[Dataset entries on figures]

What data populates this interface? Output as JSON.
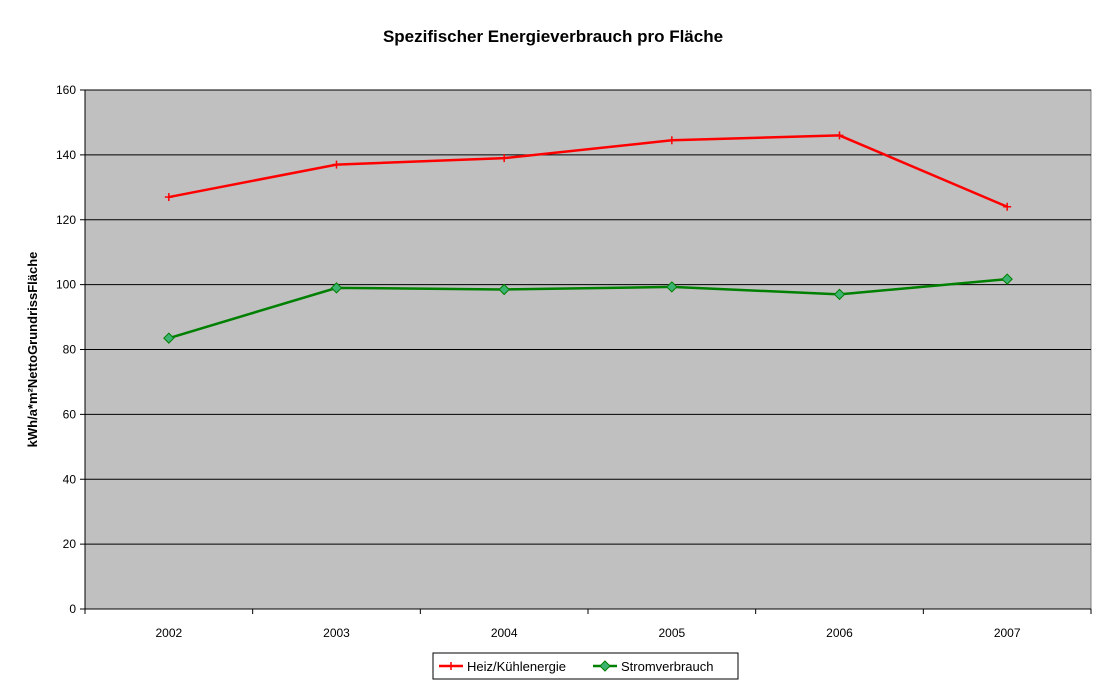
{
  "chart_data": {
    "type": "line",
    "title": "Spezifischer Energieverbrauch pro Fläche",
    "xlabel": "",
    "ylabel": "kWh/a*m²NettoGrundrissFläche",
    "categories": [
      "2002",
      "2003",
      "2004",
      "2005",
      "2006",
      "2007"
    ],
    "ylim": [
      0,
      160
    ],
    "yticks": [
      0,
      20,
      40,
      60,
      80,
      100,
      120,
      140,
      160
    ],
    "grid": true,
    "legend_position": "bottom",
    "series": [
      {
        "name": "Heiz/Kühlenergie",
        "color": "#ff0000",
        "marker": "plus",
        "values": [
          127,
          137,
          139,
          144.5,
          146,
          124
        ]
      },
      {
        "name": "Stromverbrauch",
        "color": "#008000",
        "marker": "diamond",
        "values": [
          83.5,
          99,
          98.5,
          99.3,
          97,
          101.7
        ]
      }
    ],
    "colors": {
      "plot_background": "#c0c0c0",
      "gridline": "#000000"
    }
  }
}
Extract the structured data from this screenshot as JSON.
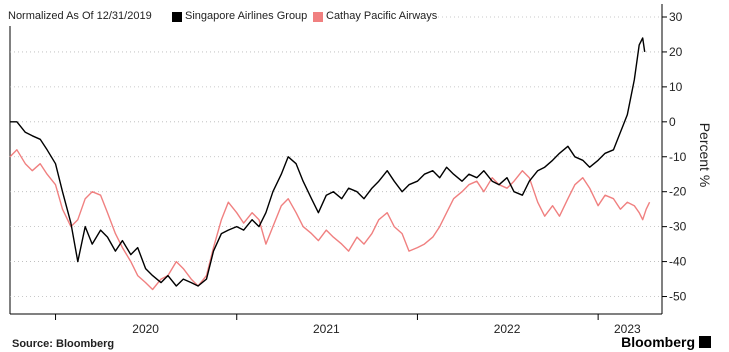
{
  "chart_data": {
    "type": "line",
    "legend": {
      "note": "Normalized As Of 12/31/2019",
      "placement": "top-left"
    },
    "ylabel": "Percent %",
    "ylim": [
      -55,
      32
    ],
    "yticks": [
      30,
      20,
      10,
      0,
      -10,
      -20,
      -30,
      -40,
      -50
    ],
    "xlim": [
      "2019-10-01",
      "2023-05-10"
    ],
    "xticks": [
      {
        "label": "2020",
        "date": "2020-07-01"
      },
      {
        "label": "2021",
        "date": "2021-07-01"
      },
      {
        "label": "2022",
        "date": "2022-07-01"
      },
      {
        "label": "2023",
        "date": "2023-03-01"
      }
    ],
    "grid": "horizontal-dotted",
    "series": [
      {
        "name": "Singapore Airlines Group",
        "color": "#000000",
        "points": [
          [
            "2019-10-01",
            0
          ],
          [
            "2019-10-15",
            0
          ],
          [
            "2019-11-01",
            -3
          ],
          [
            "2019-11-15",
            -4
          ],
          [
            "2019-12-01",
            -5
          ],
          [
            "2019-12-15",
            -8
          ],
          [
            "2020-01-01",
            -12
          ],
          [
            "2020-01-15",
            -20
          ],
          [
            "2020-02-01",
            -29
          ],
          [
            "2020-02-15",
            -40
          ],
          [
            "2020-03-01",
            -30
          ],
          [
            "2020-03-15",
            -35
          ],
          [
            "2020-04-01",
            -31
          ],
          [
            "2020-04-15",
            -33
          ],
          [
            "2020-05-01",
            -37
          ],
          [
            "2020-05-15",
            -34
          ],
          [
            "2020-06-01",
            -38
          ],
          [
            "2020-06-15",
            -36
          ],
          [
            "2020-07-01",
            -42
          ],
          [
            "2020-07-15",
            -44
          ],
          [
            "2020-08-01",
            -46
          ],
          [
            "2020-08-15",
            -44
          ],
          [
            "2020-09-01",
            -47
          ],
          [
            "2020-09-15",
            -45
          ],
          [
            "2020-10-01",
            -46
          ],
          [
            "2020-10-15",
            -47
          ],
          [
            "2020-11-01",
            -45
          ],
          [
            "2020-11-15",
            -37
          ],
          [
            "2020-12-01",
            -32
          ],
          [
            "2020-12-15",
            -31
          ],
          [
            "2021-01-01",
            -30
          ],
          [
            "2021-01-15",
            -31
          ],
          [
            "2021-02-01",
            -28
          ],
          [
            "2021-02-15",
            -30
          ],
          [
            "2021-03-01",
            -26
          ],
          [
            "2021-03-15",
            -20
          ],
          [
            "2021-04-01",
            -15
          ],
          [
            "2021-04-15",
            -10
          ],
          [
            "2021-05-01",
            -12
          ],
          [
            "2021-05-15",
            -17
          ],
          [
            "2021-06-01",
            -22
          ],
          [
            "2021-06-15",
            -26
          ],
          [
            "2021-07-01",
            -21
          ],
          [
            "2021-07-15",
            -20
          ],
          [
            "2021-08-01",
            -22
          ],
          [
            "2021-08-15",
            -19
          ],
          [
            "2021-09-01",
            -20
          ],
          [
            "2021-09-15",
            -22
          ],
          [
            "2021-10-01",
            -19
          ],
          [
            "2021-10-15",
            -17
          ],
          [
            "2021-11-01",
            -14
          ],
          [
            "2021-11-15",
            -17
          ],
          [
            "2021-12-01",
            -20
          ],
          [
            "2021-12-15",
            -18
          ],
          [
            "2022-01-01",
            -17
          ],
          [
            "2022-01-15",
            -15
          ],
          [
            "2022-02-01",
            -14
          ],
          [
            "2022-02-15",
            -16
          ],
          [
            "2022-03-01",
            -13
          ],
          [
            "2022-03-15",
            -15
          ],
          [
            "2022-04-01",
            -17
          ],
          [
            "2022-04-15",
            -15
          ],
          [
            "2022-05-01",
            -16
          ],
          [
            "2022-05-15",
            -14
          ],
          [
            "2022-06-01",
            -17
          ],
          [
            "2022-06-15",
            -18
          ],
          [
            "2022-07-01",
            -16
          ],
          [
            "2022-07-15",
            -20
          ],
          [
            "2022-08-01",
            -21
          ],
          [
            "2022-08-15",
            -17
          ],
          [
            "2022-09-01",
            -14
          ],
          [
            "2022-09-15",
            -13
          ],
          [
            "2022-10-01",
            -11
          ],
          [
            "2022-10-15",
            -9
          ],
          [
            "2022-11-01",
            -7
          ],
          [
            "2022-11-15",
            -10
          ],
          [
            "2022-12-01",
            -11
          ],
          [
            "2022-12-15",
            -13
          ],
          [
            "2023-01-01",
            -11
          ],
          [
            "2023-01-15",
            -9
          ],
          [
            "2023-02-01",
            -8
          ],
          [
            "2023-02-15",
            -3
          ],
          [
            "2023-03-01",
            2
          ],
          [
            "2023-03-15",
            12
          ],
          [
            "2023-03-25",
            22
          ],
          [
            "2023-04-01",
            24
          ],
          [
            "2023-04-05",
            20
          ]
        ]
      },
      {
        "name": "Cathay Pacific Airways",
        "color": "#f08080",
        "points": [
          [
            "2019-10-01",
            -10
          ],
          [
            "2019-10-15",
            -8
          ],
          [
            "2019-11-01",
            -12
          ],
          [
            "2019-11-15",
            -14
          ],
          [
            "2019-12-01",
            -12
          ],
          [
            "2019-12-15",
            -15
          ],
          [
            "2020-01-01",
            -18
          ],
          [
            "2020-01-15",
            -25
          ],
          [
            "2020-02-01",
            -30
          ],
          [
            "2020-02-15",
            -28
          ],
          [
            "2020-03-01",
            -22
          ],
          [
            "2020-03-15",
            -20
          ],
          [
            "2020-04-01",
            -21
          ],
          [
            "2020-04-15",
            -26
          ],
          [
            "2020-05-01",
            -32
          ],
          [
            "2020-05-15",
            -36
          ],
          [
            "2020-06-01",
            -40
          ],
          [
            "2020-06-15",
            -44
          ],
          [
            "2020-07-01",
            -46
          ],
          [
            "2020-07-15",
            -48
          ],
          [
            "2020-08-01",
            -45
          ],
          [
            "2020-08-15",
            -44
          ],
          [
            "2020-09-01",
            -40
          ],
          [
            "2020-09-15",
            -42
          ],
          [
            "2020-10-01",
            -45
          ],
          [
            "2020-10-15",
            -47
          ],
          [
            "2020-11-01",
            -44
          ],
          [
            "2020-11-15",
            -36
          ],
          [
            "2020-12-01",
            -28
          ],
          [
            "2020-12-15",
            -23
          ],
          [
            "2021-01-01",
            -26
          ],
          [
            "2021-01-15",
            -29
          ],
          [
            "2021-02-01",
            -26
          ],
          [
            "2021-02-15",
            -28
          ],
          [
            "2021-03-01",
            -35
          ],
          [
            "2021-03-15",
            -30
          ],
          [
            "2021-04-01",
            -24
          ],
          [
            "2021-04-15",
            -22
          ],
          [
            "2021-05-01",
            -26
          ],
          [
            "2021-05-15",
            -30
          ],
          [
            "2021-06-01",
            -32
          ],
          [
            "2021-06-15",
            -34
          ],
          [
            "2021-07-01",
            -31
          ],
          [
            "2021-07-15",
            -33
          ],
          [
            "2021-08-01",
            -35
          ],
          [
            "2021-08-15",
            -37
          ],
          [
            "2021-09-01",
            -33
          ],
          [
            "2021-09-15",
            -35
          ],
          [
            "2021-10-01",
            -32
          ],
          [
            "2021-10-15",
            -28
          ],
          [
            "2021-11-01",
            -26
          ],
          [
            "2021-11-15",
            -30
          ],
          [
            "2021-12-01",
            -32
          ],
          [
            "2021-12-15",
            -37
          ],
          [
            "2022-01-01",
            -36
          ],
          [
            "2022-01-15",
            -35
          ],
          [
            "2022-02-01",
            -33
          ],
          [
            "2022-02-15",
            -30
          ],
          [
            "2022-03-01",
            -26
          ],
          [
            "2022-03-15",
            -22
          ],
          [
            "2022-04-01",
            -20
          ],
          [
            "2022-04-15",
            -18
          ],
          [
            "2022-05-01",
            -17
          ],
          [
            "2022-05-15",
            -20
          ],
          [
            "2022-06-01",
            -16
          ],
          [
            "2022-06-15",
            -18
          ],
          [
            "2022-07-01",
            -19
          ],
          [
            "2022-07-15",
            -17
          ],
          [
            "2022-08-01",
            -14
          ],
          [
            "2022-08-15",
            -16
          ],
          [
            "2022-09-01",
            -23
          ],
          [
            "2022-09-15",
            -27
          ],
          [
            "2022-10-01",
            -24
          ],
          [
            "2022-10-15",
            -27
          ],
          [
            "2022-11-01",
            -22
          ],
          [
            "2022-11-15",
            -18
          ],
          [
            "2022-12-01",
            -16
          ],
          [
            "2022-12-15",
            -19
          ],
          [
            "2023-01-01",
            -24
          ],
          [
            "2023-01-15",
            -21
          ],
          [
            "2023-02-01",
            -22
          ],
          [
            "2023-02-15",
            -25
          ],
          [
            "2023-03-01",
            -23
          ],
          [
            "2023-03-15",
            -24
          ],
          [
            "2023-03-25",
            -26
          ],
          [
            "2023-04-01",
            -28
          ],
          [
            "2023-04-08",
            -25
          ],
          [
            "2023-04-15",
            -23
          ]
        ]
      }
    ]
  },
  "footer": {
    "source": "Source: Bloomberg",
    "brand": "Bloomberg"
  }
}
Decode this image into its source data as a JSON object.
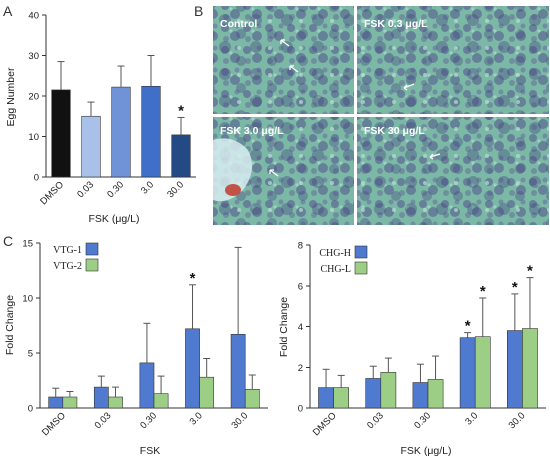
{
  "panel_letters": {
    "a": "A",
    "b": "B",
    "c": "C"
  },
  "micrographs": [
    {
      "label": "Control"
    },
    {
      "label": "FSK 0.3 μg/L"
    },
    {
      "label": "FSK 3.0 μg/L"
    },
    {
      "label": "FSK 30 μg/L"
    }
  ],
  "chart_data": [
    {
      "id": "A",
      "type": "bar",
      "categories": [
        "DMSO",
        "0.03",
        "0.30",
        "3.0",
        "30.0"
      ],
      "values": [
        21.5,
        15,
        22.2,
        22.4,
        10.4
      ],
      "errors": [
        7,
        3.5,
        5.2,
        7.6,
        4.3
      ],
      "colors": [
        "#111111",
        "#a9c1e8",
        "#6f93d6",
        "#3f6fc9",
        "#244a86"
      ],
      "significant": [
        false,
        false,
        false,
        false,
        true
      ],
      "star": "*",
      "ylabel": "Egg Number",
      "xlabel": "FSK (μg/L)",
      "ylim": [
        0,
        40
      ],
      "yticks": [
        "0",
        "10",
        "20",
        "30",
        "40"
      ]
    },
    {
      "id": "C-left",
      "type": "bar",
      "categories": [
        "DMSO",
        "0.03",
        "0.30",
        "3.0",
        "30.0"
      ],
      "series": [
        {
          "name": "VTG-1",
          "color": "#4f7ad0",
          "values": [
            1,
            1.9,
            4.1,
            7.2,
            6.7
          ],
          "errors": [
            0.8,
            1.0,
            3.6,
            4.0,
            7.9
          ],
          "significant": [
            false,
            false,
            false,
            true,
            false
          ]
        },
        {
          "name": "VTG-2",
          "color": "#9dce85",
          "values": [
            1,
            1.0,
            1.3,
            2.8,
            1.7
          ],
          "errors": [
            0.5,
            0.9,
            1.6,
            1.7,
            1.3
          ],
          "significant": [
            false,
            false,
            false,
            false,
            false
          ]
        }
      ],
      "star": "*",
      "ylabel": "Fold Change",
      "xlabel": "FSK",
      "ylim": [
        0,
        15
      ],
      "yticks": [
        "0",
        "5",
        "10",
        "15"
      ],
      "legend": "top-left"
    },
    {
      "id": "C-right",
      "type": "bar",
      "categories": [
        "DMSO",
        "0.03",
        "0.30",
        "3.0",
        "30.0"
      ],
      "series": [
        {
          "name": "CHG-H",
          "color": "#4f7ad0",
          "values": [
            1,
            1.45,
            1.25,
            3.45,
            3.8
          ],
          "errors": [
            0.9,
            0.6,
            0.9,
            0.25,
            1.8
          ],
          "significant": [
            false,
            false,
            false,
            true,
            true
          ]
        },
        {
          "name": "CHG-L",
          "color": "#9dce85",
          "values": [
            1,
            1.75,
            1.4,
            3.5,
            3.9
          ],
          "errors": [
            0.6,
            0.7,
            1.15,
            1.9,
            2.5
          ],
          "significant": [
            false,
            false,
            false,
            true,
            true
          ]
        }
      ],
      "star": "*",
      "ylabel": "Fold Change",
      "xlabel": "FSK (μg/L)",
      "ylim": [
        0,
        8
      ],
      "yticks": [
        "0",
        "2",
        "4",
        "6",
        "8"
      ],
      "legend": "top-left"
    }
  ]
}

# JOB
Select every line of the material above holding the word "JSON" and copy it.

# SOLUTION
What data populates this interface? Output as JSON.
Extract the structured data from this screenshot as JSON.
Decode this image into its source data as a JSON object.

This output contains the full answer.